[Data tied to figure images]
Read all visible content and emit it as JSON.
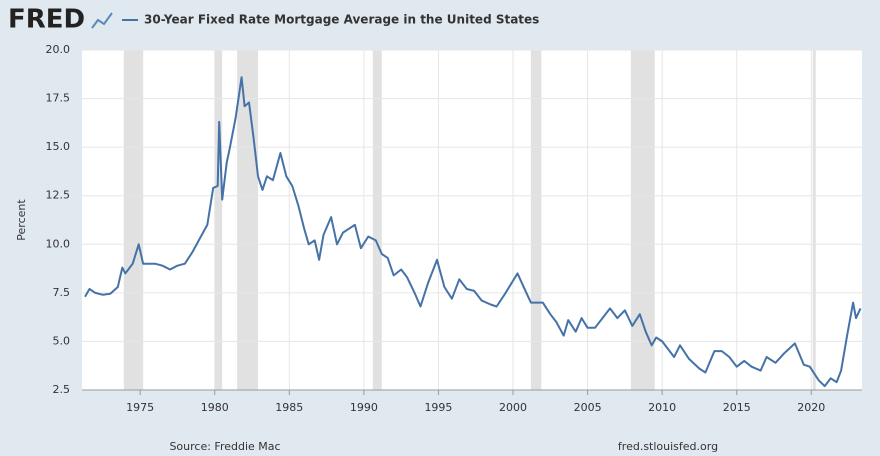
{
  "chart_data": {
    "type": "line",
    "logo": "FRED",
    "ylabel": "Percent",
    "source": "Source: Freddie Mac",
    "site": "fred.stlouisfed.org",
    "xlim": [
      1971.1,
      2023.4
    ],
    "xticks": [
      1975,
      1980,
      1985,
      1990,
      1995,
      2000,
      2005,
      2010,
      2015,
      2020
    ],
    "ylim": [
      2.5,
      20
    ],
    "yticks": [
      2.5,
      {
        "value": 5,
        "label": "5.0"
      },
      7.5,
      {
        "value": 10,
        "label": "10.0"
      },
      12.5,
      {
        "value": 15,
        "label": "15.0"
      },
      17.5,
      {
        "value": 20,
        "label": "20.0"
      }
    ],
    "grid": true,
    "recessions": [
      [
        1973.9,
        1975.2
      ],
      [
        1980.0,
        1980.5
      ],
      [
        1981.5,
        1982.9
      ],
      [
        1990.6,
        1991.2
      ],
      [
        2001.2,
        2001.9
      ],
      [
        2007.9,
        2009.5
      ],
      [
        2020.1,
        2020.3
      ]
    ],
    "recession_color": "#e1e1e1",
    "x": [
      1971.3,
      1971.6,
      1972.0,
      1972.5,
      1973.0,
      1973.5,
      1973.8,
      1974.0,
      1974.5,
      1974.9,
      1975.2,
      1975.6,
      1976.0,
      1976.5,
      1977.0,
      1977.5,
      1978.0,
      1978.5,
      1979.0,
      1979.5,
      1979.9,
      1980.2,
      1980.3,
      1980.5,
      1980.8,
      1981.0,
      1981.4,
      1981.8,
      1982.0,
      1982.3,
      1982.6,
      1982.9,
      1983.2,
      1983.5,
      1983.9,
      1984.4,
      1984.8,
      1985.2,
      1985.6,
      1986.0,
      1986.3,
      1986.7,
      1987.0,
      1987.3,
      1987.8,
      1988.2,
      1988.6,
      1989.0,
      1989.4,
      1989.8,
      1990.3,
      1990.8,
      1991.2,
      1991.6,
      1992.0,
      1992.5,
      1992.9,
      1993.4,
      1993.8,
      1994.3,
      1994.9,
      1995.4,
      1995.9,
      1996.4,
      1996.9,
      1997.4,
      1997.9,
      1998.5,
      1998.9,
      1999.5,
      2000.3,
      2000.9,
      2001.2,
      2001.6,
      2002.0,
      2002.5,
      2002.9,
      2003.4,
      2003.7,
      2004.2,
      2004.6,
      2005.0,
      2005.5,
      2006.0,
      2006.5,
      2007.0,
      2007.5,
      2008.0,
      2008.5,
      2008.9,
      2009.3,
      2009.6,
      2010.0,
      2010.8,
      2011.2,
      2011.8,
      2012.5,
      2012.9,
      2013.5,
      2014.0,
      2014.5,
      2015.0,
      2015.5,
      2016.0,
      2016.6,
      2017.0,
      2017.6,
      2018.2,
      2018.9,
      2019.5,
      2019.9,
      2020.5,
      2020.9,
      2021.3,
      2021.7,
      2022.0,
      2022.4,
      2022.8,
      2023.0,
      2023.3
    ],
    "series": [
      {
        "name": "30-Year Fixed Rate Mortgage Average in the United States",
        "color": "#4572a7",
        "values": [
          7.3,
          7.7,
          7.5,
          7.4,
          7.45,
          7.8,
          8.8,
          8.5,
          9.0,
          10.0,
          9.0,
          9.0,
          9.0,
          8.9,
          8.7,
          8.9,
          9.0,
          9.6,
          10.3,
          11.0,
          12.9,
          13.0,
          16.3,
          12.3,
          14.2,
          14.9,
          16.5,
          18.6,
          17.1,
          17.3,
          15.5,
          13.5,
          12.8,
          13.5,
          13.3,
          14.7,
          13.5,
          13.0,
          12.0,
          10.8,
          10.0,
          10.2,
          9.2,
          10.5,
          11.4,
          10.0,
          10.6,
          10.8,
          11.0,
          9.8,
          10.4,
          10.2,
          9.5,
          9.3,
          8.4,
          8.7,
          8.3,
          7.5,
          6.8,
          8.0,
          9.2,
          7.8,
          7.2,
          8.2,
          7.7,
          7.6,
          7.1,
          6.9,
          6.8,
          7.5,
          8.5,
          7.5,
          7.0,
          7.0,
          7.0,
          6.4,
          6.0,
          5.3,
          6.1,
          5.5,
          6.2,
          5.7,
          5.7,
          6.2,
          6.7,
          6.2,
          6.6,
          5.8,
          6.4,
          5.5,
          4.8,
          5.2,
          5.0,
          4.2,
          4.8,
          4.1,
          3.6,
          3.4,
          4.5,
          4.5,
          4.2,
          3.7,
          4.0,
          3.7,
          3.5,
          4.2,
          3.9,
          4.4,
          4.9,
          3.8,
          3.7,
          3.0,
          2.7,
          3.1,
          2.9,
          3.5,
          5.3,
          7.0,
          6.2,
          6.7
        ]
      }
    ]
  }
}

§ **Do this**: Omit the images and transcribe all of the records above word for word.

§ **Solution to this exercise**:
Read all visible content and emit it as JSON.
{
  "chart_data": {
    "type": "line",
    "logo": "FRED",
    "ylabel": "Percent",
    "source": "Source: Freddie Mac",
    "site": "fred.stlouisfed.org",
    "xlim": [
      1971.1,
      2023.4
    ],
    "xticks": [
      1975,
      1980,
      1985,
      1990,
      1995,
      2000,
      2005,
      2010,
      2015,
      2020
    ],
    "ylim": [
      2.5,
      20
    ],
    "yticks": [
      2.5,
      {
        "value": 5,
        "label": "5.0"
      },
      7.5,
      {
        "value": 10,
        "label": "10.0"
      },
      12.5,
      {
        "value": 15,
        "label": "15.0"
      },
      17.5,
      {
        "value": 20,
        "label": "20.0"
      }
    ],
    "grid": true,
    "recessions": [
      [
        1973.9,
        1975.2
      ],
      [
        1980.0,
        1980.5
      ],
      [
        1981.5,
        1982.9
      ],
      [
        1990.6,
        1991.2
      ],
      [
        2001.2,
        2001.9
      ],
      [
        2007.9,
        2009.5
      ],
      [
        2020.1,
        2020.3
      ]
    ],
    "recession_color": "#e1e1e1",
    "x": [
      1971.3,
      1971.6,
      1972.0,
      1972.5,
      1973.0,
      1973.5,
      1973.8,
      1974.0,
      1974.5,
      1974.9,
      1975.2,
      1975.6,
      1976.0,
      1976.5,
      1977.0,
      1977.5,
      1978.0,
      1978.5,
      1979.0,
      1979.5,
      1979.9,
      1980.2,
      1980.3,
      1980.5,
      1980.8,
      1981.0,
      1981.4,
      1981.8,
      1982.0,
      1982.3,
      1982.6,
      1982.9,
      1983.2,
      1983.5,
      1983.9,
      1984.4,
      1984.8,
      1985.2,
      1985.6,
      1986.0,
      1986.3,
      1986.7,
      1987.0,
      1987.3,
      1987.8,
      1988.2,
      1988.6,
      1989.0,
      1989.4,
      1989.8,
      1990.3,
      1990.8,
      1991.2,
      1991.6,
      1992.0,
      1992.5,
      1992.9,
      1993.4,
      1993.8,
      1994.3,
      1994.9,
      1995.4,
      1995.9,
      1996.4,
      1996.9,
      1997.4,
      1997.9,
      1998.5,
      1998.9,
      1999.5,
      2000.3,
      2000.9,
      2001.2,
      2001.6,
      2002.0,
      2002.5,
      2002.9,
      2003.4,
      2003.7,
      2004.2,
      2004.6,
      2005.0,
      2005.5,
      2006.0,
      2006.5,
      2007.0,
      2007.5,
      2008.0,
      2008.5,
      2008.9,
      2009.3,
      2009.6,
      2010.0,
      2010.8,
      2011.2,
      2011.8,
      2012.5,
      2012.9,
      2013.5,
      2014.0,
      2014.5,
      2015.0,
      2015.5,
      2016.0,
      2016.6,
      2017.0,
      2017.6,
      2018.2,
      2018.9,
      2019.5,
      2019.9,
      2020.5,
      2020.9,
      2021.3,
      2021.7,
      2022.0,
      2022.4,
      2022.8,
      2023.0,
      2023.3
    ],
    "series": [
      {
        "name": "30-Year Fixed Rate Mortgage Average in the United States",
        "color": "#4572a7",
        "values": [
          7.3,
          7.7,
          7.5,
          7.4,
          7.45,
          7.8,
          8.8,
          8.5,
          9.0,
          10.0,
          9.0,
          9.0,
          9.0,
          8.9,
          8.7,
          8.9,
          9.0,
          9.6,
          10.3,
          11.0,
          12.9,
          13.0,
          16.3,
          12.3,
          14.2,
          14.9,
          16.5,
          18.6,
          17.1,
          17.3,
          15.5,
          13.5,
          12.8,
          13.5,
          13.3,
          14.7,
          13.5,
          13.0,
          12.0,
          10.8,
          10.0,
          10.2,
          9.2,
          10.5,
          11.4,
          10.0,
          10.6,
          10.8,
          11.0,
          9.8,
          10.4,
          10.2,
          9.5,
          9.3,
          8.4,
          8.7,
          8.3,
          7.5,
          6.8,
          8.0,
          9.2,
          7.8,
          7.2,
          8.2,
          7.7,
          7.6,
          7.1,
          6.9,
          6.8,
          7.5,
          8.5,
          7.5,
          7.0,
          7.0,
          7.0,
          6.4,
          6.0,
          5.3,
          6.1,
          5.5,
          6.2,
          5.7,
          5.7,
          6.2,
          6.7,
          6.2,
          6.6,
          5.8,
          6.4,
          5.5,
          4.8,
          5.2,
          5.0,
          4.2,
          4.8,
          4.1,
          3.6,
          3.4,
          4.5,
          4.5,
          4.2,
          3.7,
          4.0,
          3.7,
          3.5,
          4.2,
          3.9,
          4.4,
          4.9,
          3.8,
          3.7,
          3.0,
          2.7,
          3.1,
          2.9,
          3.5,
          5.3,
          7.0,
          6.2,
          6.7
        ]
      }
    ]
  }
}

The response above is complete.